## Task directions
Pull out each line of the records holding the string "departures".

######

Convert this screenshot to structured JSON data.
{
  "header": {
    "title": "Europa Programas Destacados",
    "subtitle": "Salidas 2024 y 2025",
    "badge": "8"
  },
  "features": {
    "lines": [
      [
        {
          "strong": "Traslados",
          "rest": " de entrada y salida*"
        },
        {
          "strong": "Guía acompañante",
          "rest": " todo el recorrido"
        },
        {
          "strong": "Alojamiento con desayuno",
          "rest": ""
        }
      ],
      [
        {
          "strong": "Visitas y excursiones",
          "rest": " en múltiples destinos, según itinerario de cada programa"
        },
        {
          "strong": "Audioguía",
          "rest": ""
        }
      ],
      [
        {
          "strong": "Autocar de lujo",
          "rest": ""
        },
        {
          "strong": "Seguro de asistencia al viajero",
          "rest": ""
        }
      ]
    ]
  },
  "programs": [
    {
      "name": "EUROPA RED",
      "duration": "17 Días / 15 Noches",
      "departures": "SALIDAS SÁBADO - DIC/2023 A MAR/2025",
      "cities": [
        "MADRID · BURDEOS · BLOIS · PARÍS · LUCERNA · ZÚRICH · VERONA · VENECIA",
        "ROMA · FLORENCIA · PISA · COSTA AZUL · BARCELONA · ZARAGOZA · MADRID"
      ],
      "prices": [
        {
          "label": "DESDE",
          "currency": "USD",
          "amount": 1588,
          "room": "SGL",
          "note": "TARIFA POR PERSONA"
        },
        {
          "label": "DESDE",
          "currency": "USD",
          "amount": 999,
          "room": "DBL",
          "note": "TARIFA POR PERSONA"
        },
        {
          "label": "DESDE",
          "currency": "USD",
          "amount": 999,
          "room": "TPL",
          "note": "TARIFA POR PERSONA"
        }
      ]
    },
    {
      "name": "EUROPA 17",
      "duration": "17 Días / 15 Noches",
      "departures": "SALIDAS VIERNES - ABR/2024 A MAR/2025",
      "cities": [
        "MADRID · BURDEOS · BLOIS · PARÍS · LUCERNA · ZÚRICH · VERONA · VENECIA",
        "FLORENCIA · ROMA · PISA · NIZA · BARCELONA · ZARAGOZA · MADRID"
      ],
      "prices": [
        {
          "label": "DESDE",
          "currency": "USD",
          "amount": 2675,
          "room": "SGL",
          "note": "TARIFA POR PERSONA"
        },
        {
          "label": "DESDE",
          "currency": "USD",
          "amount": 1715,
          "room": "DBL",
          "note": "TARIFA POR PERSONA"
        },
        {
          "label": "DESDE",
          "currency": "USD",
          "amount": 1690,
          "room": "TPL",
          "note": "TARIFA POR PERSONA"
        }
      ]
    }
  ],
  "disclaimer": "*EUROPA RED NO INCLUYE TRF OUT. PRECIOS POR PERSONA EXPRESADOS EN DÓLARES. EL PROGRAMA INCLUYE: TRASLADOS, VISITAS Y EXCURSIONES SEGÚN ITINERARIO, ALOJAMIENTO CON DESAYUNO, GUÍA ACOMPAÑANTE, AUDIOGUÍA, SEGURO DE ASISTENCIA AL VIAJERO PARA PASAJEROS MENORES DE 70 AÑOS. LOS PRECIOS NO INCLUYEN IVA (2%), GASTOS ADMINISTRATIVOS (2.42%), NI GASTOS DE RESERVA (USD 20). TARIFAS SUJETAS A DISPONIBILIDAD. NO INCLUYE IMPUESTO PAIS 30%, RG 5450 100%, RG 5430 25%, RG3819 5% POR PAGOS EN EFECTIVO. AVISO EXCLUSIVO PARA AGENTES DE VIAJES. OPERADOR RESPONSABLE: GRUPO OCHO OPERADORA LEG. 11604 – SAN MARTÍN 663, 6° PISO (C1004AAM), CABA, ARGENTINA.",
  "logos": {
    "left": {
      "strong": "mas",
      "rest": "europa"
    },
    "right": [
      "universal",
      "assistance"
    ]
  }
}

######

## Correct result
      "departures": "SALIDAS SÁBADO - DIC/2023 A MAR/2025",
      "departures": "SALIDAS VIERNES - ABR/2024 A MAR/2025",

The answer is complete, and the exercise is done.